[Dataset rows]

— start —

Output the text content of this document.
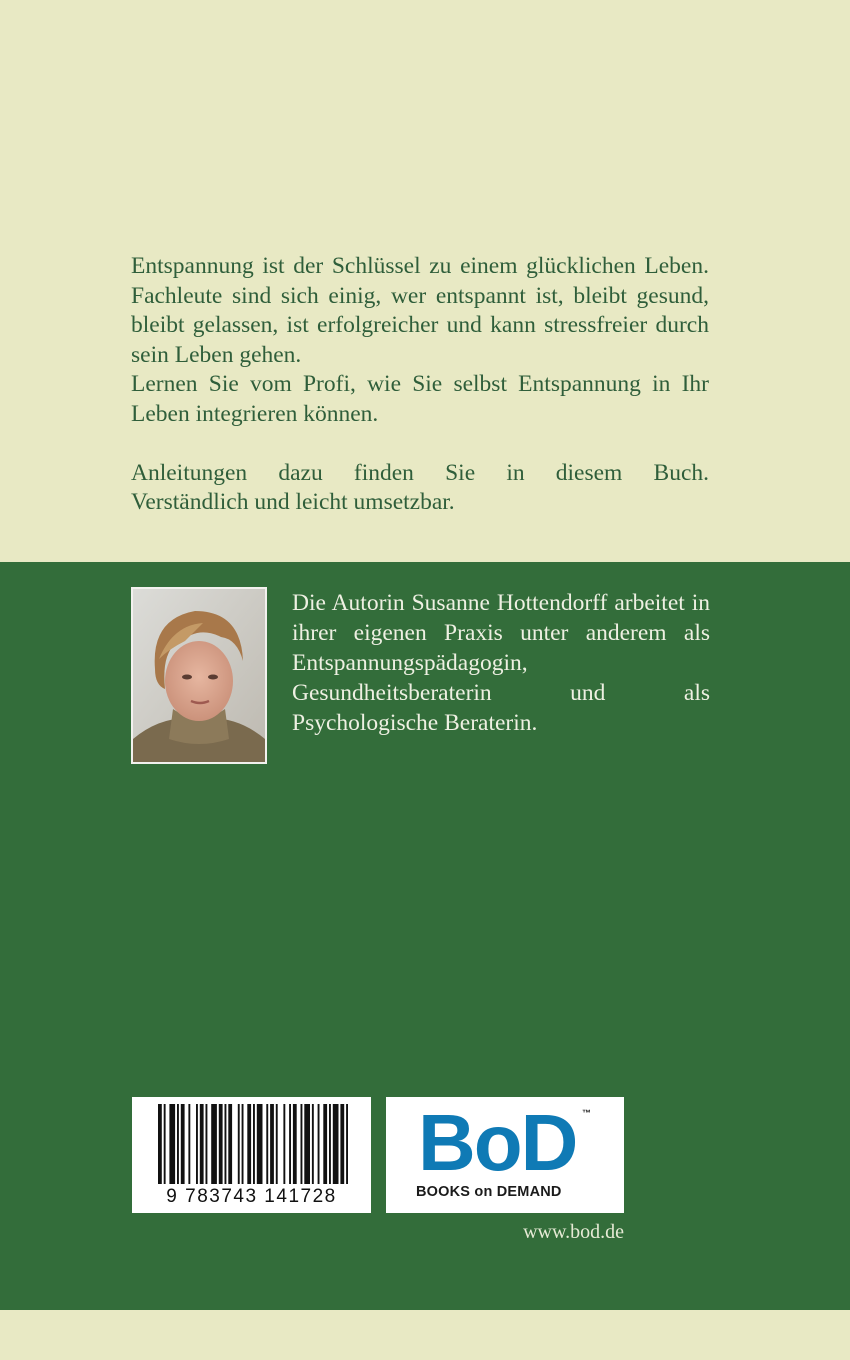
Entspannung ist der Schlüssel zu einem glücklichen Leben. Fachleute sind sich einig, wer entspannt ist, bleibt gesund, bleibt gelassen, ist erfolgreicher und kann stressfreier durch sein Leben gehen.

Lernen Sie vom Profi, wie Sie selbst Entspannung in Ihr Leben integrieren können.

Anleitungen dazu finden Sie in diesem Buch.
Verständlich und leicht umsetzbar.

Die Autorin Susanne Hottendorff arbeitet in ihrer eigenen Praxis unter anderem als Entspannungspädagogin, Gesundheitsberaterin und als Psychologische Beraterin.

9 783743 141728
BoD ™
BOOKS on DEMAND
www.bod.de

— end —

__Set problem__.
Transcribe the full listing above exactly as it stands, minus the pictures.

__Answer to this problem__.
Output the text content of this document.
Entspannung ist der Schlüssel zu einem glücklichen Leben. Fachleute sind sich einig, wer entspannt ist, bleibt gesund, bleibt gelassen, ist erfolgreicher und kann stressfreier durch sein Leben gehen.

Lernen Sie vom Profi, wie Sie selbst Entspannung in Ihr Leben integrieren können.

Anleitungen dazu finden Sie in diesem Buch.
Verständlich und leicht umsetzbar.

Die Autorin Susanne Hottendorff arbeitet in ihrer eigenen Praxis unter anderem als Entspannungspädagogin, Gesundheitsberaterin und als Psychologische Beraterin.

9 783743 141728
BoD ™
BOOKS on DEMAND
www.bod.de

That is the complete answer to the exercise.